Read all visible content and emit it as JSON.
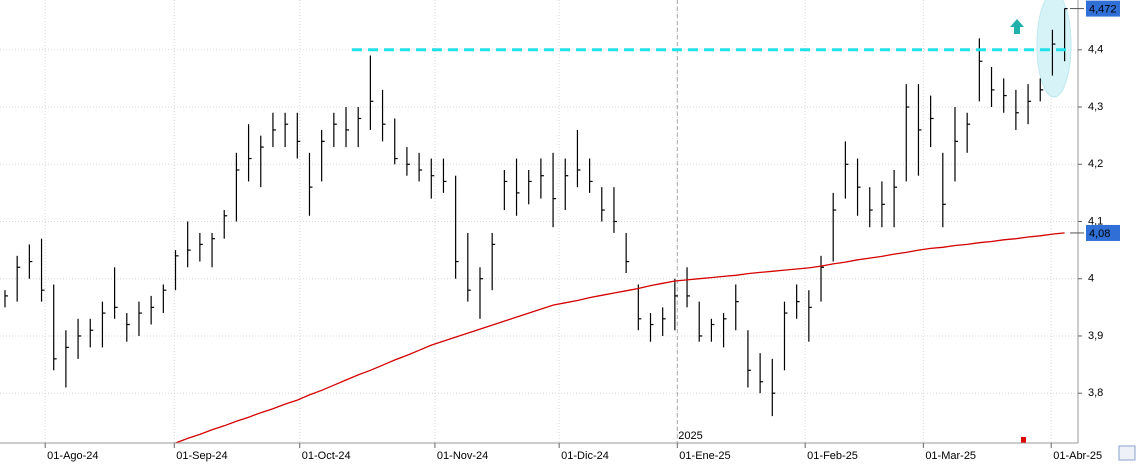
{
  "chart_data": {
    "type": "ohlc",
    "xlim": [
      -0.41,
      88.1
    ],
    "ylim": [
      3.713,
      4.487
    ],
    "yticks": [
      {
        "value": 3.8,
        "label": "3,8"
      },
      {
        "value": 3.9,
        "label": "3,9"
      },
      {
        "value": 4.0,
        "label": "4"
      },
      {
        "value": 4.1,
        "label": "4,1"
      },
      {
        "value": 4.2,
        "label": "4,2"
      },
      {
        "value": 4.3,
        "label": "4,3"
      },
      {
        "value": 4.4,
        "label": "4,4"
      }
    ],
    "xticks": [
      {
        "value": 3.3,
        "label": "01-Ago-24"
      },
      {
        "value": 13.9,
        "label": "01-Sep-24"
      },
      {
        "value": 24.2,
        "label": "01-Oct-24"
      },
      {
        "value": 35.3,
        "label": "01-Nov-24"
      },
      {
        "value": 45.5,
        "label": "01-Dic-24"
      },
      {
        "value": 55.2,
        "label": "01-Ene-25"
      },
      {
        "value": 65.7,
        "label": "01-Feb-25"
      },
      {
        "value": 75.4,
        "label": "01-Mar-25"
      },
      {
        "value": 85.9,
        "label": "01-Abr-25"
      }
    ],
    "year_marker": {
      "value": 55.2,
      "label": "2025"
    },
    "grid": true,
    "bar_color": "#000000",
    "high": [
      3.98,
      4.04,
      4.06,
      4.07,
      3.99,
      3.91,
      3.93,
      3.93,
      3.96,
      4.02,
      3.94,
      3.96,
      3.97,
      3.99,
      4.05,
      4.1,
      4.08,
      4.08,
      4.12,
      4.22,
      4.27,
      4.25,
      4.29,
      4.29,
      4.29,
      4.22,
      4.26,
      4.29,
      4.3,
      4.3,
      4.39,
      4.33,
      4.28,
      4.23,
      4.22,
      4.21,
      4.21,
      4.18,
      4.08,
      4.02,
      4.08,
      4.19,
      4.21,
      4.19,
      4.21,
      4.22,
      4.21,
      4.26,
      4.21,
      4.16,
      4.16,
      4.08,
      3.99,
      3.94,
      3.95,
      4.0,
      4.02,
      3.96,
      3.93,
      3.94,
      3.99,
      3.91,
      3.87,
      3.86,
      3.96,
      3.99,
      3.98,
      4.04,
      4.15,
      4.24,
      4.21,
      4.16,
      4.17,
      4.19,
      4.34,
      4.34,
      4.32,
      4.22,
      4.3,
      4.29,
      4.42,
      4.37,
      4.35,
      4.33,
      4.34,
      4.35,
      4.435,
      4.472
    ],
    "low": [
      3.95,
      3.96,
      4.0,
      3.96,
      3.84,
      3.81,
      3.86,
      3.88,
      3.88,
      3.93,
      3.89,
      3.9,
      3.92,
      3.94,
      3.98,
      4.02,
      4.03,
      4.02,
      4.07,
      4.1,
      4.17,
      4.16,
      4.23,
      4.23,
      4.21,
      4.11,
      4.17,
      4.23,
      4.23,
      4.23,
      4.26,
      4.24,
      4.2,
      4.18,
      4.17,
      4.14,
      4.15,
      4.0,
      3.96,
      3.93,
      3.98,
      4.12,
      4.11,
      4.13,
      4.14,
      4.09,
      4.12,
      4.16,
      4.15,
      4.1,
      4.08,
      4.01,
      3.91,
      3.89,
      3.9,
      3.91,
      3.95,
      3.89,
      3.89,
      3.88,
      3.91,
      3.81,
      3.8,
      3.76,
      3.84,
      3.93,
      3.89,
      3.96,
      4.03,
      4.14,
      4.11,
      4.09,
      4.09,
      4.09,
      4.17,
      4.18,
      4.23,
      4.09,
      4.17,
      4.22,
      4.31,
      4.3,
      4.29,
      4.26,
      4.27,
      4.31,
      4.355,
      4.38
    ],
    "close": [
      3.97,
      4.02,
      4.03,
      3.98,
      3.86,
      3.88,
      3.9,
      3.91,
      3.94,
      3.95,
      3.92,
      3.94,
      3.95,
      3.98,
      4.04,
      4.05,
      4.06,
      4.07,
      4.11,
      4.19,
      4.21,
      4.23,
      4.26,
      4.27,
      4.24,
      4.16,
      4.24,
      4.27,
      4.26,
      4.28,
      4.31,
      4.27,
      4.21,
      4.2,
      4.19,
      4.18,
      4.17,
      4.03,
      3.98,
      4.0,
      4.06,
      4.17,
      4.15,
      4.17,
      4.18,
      4.14,
      4.18,
      4.19,
      4.17,
      4.12,
      4.1,
      4.03,
      3.93,
      3.92,
      3.93,
      3.97,
      3.97,
      3.9,
      3.92,
      3.93,
      3.96,
      3.84,
      3.82,
      3.8,
      3.94,
      3.96,
      3.95,
      4.02,
      4.12,
      4.2,
      4.16,
      4.12,
      4.13,
      4.16,
      4.3,
      4.26,
      4.28,
      4.13,
      4.24,
      4.27,
      4.38,
      4.33,
      4.32,
      4.29,
      4.31,
      4.33,
      4.41,
      4.472
    ],
    "ma": {
      "color": "#d40000",
      "values": [
        null,
        null,
        null,
        null,
        null,
        null,
        null,
        null,
        null,
        null,
        null,
        null,
        null,
        null,
        3.713,
        3.721,
        3.728,
        3.736,
        3.743,
        3.751,
        3.758,
        3.766,
        3.773,
        3.781,
        3.788,
        3.797,
        3.805,
        3.814,
        3.823,
        3.832,
        3.84,
        3.849,
        3.858,
        3.866,
        3.875,
        3.884,
        3.891,
        3.898,
        3.905,
        3.912,
        3.919,
        3.926,
        3.933,
        3.94,
        3.947,
        3.954,
        3.958,
        3.962,
        3.967,
        3.971,
        3.975,
        3.979,
        3.983,
        3.988,
        3.992,
        3.996,
        3.998,
        4.0,
        4.002,
        4.004,
        4.006,
        4.009,
        4.011,
        4.013,
        4.015,
        4.017,
        4.019,
        4.022,
        4.026,
        4.029,
        4.033,
        4.036,
        4.039,
        4.043,
        4.046,
        4.05,
        4.053,
        4.055,
        4.058,
        4.06,
        4.063,
        4.065,
        4.068,
        4.07,
        4.073,
        4.075,
        4.078,
        4.08
      ]
    },
    "resistance": {
      "value": 4.4,
      "color": "#22e0e8"
    },
    "last_price": {
      "value": 4.472,
      "label": "4,472"
    },
    "ma_price": {
      "value": 4.08,
      "label": "4,08"
    }
  }
}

■ ■ ■

[EXERCISE DIRECTIONS] Repeat the data exactly in full, omitting its pictures.

[COMPLETE RESPONSE]
Read all visible content and emit it as JSON.
{
  "chart_data": {
    "type": "ohlc",
    "xlim": [
      -0.41,
      88.1
    ],
    "ylim": [
      3.713,
      4.487
    ],
    "yticks": [
      {
        "value": 3.8,
        "label": "3,8"
      },
      {
        "value": 3.9,
        "label": "3,9"
      },
      {
        "value": 4.0,
        "label": "4"
      },
      {
        "value": 4.1,
        "label": "4,1"
      },
      {
        "value": 4.2,
        "label": "4,2"
      },
      {
        "value": 4.3,
        "label": "4,3"
      },
      {
        "value": 4.4,
        "label": "4,4"
      }
    ],
    "xticks": [
      {
        "value": 3.3,
        "label": "01-Ago-24"
      },
      {
        "value": 13.9,
        "label": "01-Sep-24"
      },
      {
        "value": 24.2,
        "label": "01-Oct-24"
      },
      {
        "value": 35.3,
        "label": "01-Nov-24"
      },
      {
        "value": 45.5,
        "label": "01-Dic-24"
      },
      {
        "value": 55.2,
        "label": "01-Ene-25"
      },
      {
        "value": 65.7,
        "label": "01-Feb-25"
      },
      {
        "value": 75.4,
        "label": "01-Mar-25"
      },
      {
        "value": 85.9,
        "label": "01-Abr-25"
      }
    ],
    "year_marker": {
      "value": 55.2,
      "label": "2025"
    },
    "grid": true,
    "bar_color": "#000000",
    "high": [
      3.98,
      4.04,
      4.06,
      4.07,
      3.99,
      3.91,
      3.93,
      3.93,
      3.96,
      4.02,
      3.94,
      3.96,
      3.97,
      3.99,
      4.05,
      4.1,
      4.08,
      4.08,
      4.12,
      4.22,
      4.27,
      4.25,
      4.29,
      4.29,
      4.29,
      4.22,
      4.26,
      4.29,
      4.3,
      4.3,
      4.39,
      4.33,
      4.28,
      4.23,
      4.22,
      4.21,
      4.21,
      4.18,
      4.08,
      4.02,
      4.08,
      4.19,
      4.21,
      4.19,
      4.21,
      4.22,
      4.21,
      4.26,
      4.21,
      4.16,
      4.16,
      4.08,
      3.99,
      3.94,
      3.95,
      4.0,
      4.02,
      3.96,
      3.93,
      3.94,
      3.99,
      3.91,
      3.87,
      3.86,
      3.96,
      3.99,
      3.98,
      4.04,
      4.15,
      4.24,
      4.21,
      4.16,
      4.17,
      4.19,
      4.34,
      4.34,
      4.32,
      4.22,
      4.3,
      4.29,
      4.42,
      4.37,
      4.35,
      4.33,
      4.34,
      4.35,
      4.435,
      4.472
    ],
    "low": [
      3.95,
      3.96,
      4.0,
      3.96,
      3.84,
      3.81,
      3.86,
      3.88,
      3.88,
      3.93,
      3.89,
      3.9,
      3.92,
      3.94,
      3.98,
      4.02,
      4.03,
      4.02,
      4.07,
      4.1,
      4.17,
      4.16,
      4.23,
      4.23,
      4.21,
      4.11,
      4.17,
      4.23,
      4.23,
      4.23,
      4.26,
      4.24,
      4.2,
      4.18,
      4.17,
      4.14,
      4.15,
      4.0,
      3.96,
      3.93,
      3.98,
      4.12,
      4.11,
      4.13,
      4.14,
      4.09,
      4.12,
      4.16,
      4.15,
      4.1,
      4.08,
      4.01,
      3.91,
      3.89,
      3.9,
      3.91,
      3.95,
      3.89,
      3.89,
      3.88,
      3.91,
      3.81,
      3.8,
      3.76,
      3.84,
      3.93,
      3.89,
      3.96,
      4.03,
      4.14,
      4.11,
      4.09,
      4.09,
      4.09,
      4.17,
      4.18,
      4.23,
      4.09,
      4.17,
      4.22,
      4.31,
      4.3,
      4.29,
      4.26,
      4.27,
      4.31,
      4.355,
      4.38
    ],
    "close": [
      3.97,
      4.02,
      4.03,
      3.98,
      3.86,
      3.88,
      3.9,
      3.91,
      3.94,
      3.95,
      3.92,
      3.94,
      3.95,
      3.98,
      4.04,
      4.05,
      4.06,
      4.07,
      4.11,
      4.19,
      4.21,
      4.23,
      4.26,
      4.27,
      4.24,
      4.16,
      4.24,
      4.27,
      4.26,
      4.28,
      4.31,
      4.27,
      4.21,
      4.2,
      4.19,
      4.18,
      4.17,
      4.03,
      3.98,
      4.0,
      4.06,
      4.17,
      4.15,
      4.17,
      4.18,
      4.14,
      4.18,
      4.19,
      4.17,
      4.12,
      4.1,
      4.03,
      3.93,
      3.92,
      3.93,
      3.97,
      3.97,
      3.9,
      3.92,
      3.93,
      3.96,
      3.84,
      3.82,
      3.8,
      3.94,
      3.96,
      3.95,
      4.02,
      4.12,
      4.2,
      4.16,
      4.12,
      4.13,
      4.16,
      4.3,
      4.26,
      4.28,
      4.13,
      4.24,
      4.27,
      4.38,
      4.33,
      4.32,
      4.29,
      4.31,
      4.33,
      4.41,
      4.472
    ],
    "ma": {
      "color": "#d40000",
      "values": [
        null,
        null,
        null,
        null,
        null,
        null,
        null,
        null,
        null,
        null,
        null,
        null,
        null,
        null,
        3.713,
        3.721,
        3.728,
        3.736,
        3.743,
        3.751,
        3.758,
        3.766,
        3.773,
        3.781,
        3.788,
        3.797,
        3.805,
        3.814,
        3.823,
        3.832,
        3.84,
        3.849,
        3.858,
        3.866,
        3.875,
        3.884,
        3.891,
        3.898,
        3.905,
        3.912,
        3.919,
        3.926,
        3.933,
        3.94,
        3.947,
        3.954,
        3.958,
        3.962,
        3.967,
        3.971,
        3.975,
        3.979,
        3.983,
        3.988,
        3.992,
        3.996,
        3.998,
        4.0,
        4.002,
        4.004,
        4.006,
        4.009,
        4.011,
        4.013,
        4.015,
        4.017,
        4.019,
        4.022,
        4.026,
        4.029,
        4.033,
        4.036,
        4.039,
        4.043,
        4.046,
        4.05,
        4.053,
        4.055,
        4.058,
        4.06,
        4.063,
        4.065,
        4.068,
        4.07,
        4.073,
        4.075,
        4.078,
        4.08
      ]
    },
    "resistance": {
      "value": 4.4,
      "color": "#22e0e8"
    },
    "last_price": {
      "value": 4.472,
      "label": "4,472"
    },
    "ma_price": {
      "value": 4.08,
      "label": "4,08"
    }
  }
}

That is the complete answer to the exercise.